● Lo que se pide: Sigue escribiendo la entrada de blog sobre el blog técnico de Tuenti y la lectura de 'Brooklyn Follies' a partir de su última frase.

● Texto de lectura:
━━━━━━
Matando el rato antes de irme a cenar un buen chuletón uruguayo, descubro por casualidad que Tuenti ha finalmente inaugurado su blog técnico y, atentos, lo han hecho con un post de quien aquí les escribe de cuando en cuando. Tan noble y abultado es el orgullo y agradecimiento que me embarga en estos momentos, que no puedo dejar de anunciarlo en este mi panfleto personal, e invitar a todos los que por aquí se pasen a su lectura, que además de ligera y nada técnica, cumple con mi vieja promesa nunca satisfecha de dar algún detalle de mi más destacada contribución a esta red social que tanto me ha dado y que llevaré en el corazón para siempre. Bonito me ha quedado, ¿qué no? :)

Esta mañana, en el avión de vuelta a Capital City, llegaba al punto del libro de Auster que últimamente ocupa mis ratos libres -’Brooklyn Follies’- y que además da título al blogHotel Existence‘, uno de mis blogs amigos. Bonito bonito.

Tom: Dime tú adónde ir, Harry. Estoy abierto a cualquier sugerencia.
Nathan: Un lugar donde vivir como uno quiera. De eso es de lo que estamos hablando, ¿no? Una nueva versión de ‘El Edén imaginario’. Pero para eso tienes que estar dispuesto a renunciar a la sociedad. Eso es lo que me dijiste. Ya hace mucho tiempo, pero creo que empleaste la palabra coraje. ¿Tienes coraje, Tom? ¿Tiene alguno de nosotros el coraje necesario para eso?
━━━━━━
● Datos proporcionados:
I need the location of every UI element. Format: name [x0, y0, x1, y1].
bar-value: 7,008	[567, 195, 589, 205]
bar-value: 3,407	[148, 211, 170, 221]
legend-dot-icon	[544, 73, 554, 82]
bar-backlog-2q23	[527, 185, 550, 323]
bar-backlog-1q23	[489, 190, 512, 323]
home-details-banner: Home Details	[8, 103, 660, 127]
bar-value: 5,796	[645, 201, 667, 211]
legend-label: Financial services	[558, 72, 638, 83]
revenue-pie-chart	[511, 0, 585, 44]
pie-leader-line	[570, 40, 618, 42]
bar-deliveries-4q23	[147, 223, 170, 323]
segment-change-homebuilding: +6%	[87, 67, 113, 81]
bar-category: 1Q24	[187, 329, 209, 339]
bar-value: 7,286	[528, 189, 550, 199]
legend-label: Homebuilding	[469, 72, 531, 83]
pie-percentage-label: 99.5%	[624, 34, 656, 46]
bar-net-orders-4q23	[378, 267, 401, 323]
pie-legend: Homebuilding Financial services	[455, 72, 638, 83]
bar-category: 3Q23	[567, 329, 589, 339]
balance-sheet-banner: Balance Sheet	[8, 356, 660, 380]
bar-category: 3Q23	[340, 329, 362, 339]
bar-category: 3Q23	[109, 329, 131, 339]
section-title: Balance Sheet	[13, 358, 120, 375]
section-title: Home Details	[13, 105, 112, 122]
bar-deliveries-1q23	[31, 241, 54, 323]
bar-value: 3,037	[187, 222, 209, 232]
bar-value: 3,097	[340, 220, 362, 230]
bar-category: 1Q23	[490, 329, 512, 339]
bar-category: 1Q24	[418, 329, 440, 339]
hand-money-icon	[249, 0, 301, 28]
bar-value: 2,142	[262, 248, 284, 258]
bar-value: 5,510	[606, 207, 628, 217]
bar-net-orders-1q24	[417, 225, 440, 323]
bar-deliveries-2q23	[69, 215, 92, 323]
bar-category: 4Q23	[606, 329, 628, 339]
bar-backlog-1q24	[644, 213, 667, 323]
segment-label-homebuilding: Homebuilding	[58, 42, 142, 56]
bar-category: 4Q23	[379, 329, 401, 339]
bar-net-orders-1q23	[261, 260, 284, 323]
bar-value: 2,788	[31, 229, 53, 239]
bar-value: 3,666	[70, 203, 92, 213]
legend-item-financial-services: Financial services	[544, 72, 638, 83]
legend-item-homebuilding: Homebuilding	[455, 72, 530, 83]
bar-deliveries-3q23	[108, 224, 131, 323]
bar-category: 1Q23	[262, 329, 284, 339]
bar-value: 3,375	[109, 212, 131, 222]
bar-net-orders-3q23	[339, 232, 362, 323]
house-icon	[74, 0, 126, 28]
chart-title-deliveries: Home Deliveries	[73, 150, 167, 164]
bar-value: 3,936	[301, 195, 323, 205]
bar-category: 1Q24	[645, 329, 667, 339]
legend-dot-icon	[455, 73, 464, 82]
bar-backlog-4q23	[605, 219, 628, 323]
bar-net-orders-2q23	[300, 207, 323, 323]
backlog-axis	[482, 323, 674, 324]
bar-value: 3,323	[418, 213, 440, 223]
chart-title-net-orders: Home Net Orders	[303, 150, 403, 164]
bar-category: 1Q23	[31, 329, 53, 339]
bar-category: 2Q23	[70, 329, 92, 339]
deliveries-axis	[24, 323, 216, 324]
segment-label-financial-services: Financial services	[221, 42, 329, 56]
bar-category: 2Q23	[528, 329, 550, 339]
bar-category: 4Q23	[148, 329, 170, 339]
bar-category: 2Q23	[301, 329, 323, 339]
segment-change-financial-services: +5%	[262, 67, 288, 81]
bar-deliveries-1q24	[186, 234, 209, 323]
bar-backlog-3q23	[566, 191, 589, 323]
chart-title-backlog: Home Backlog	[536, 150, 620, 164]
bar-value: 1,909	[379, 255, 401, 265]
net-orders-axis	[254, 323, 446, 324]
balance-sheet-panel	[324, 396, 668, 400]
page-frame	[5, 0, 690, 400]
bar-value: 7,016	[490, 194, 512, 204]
━━━━━━
● Resultado:
Tom: Todavía te acuerdas de ese trabajo mío de la universidad, ¿eh?
Nathan: Me causó gran impresión.
Tom: Por entonces no era más que un pipiolo, aún no me había licenciado. No sabría mucho, pero seguramente era más listo que ahora.
Harry: ¿A qué nos estamos refiriendo?
Nathan: Al refugio interior, Harry. Al lugar adonde acude la gente cuando ya no puede vivir en el mundo real.
Harry: Ah, yo tuve uno. Como to el mundo, supongo.
Tom: No necesariamente. Hace falta una buena imaginación, ¿y cuánta gente puede presumir de eso?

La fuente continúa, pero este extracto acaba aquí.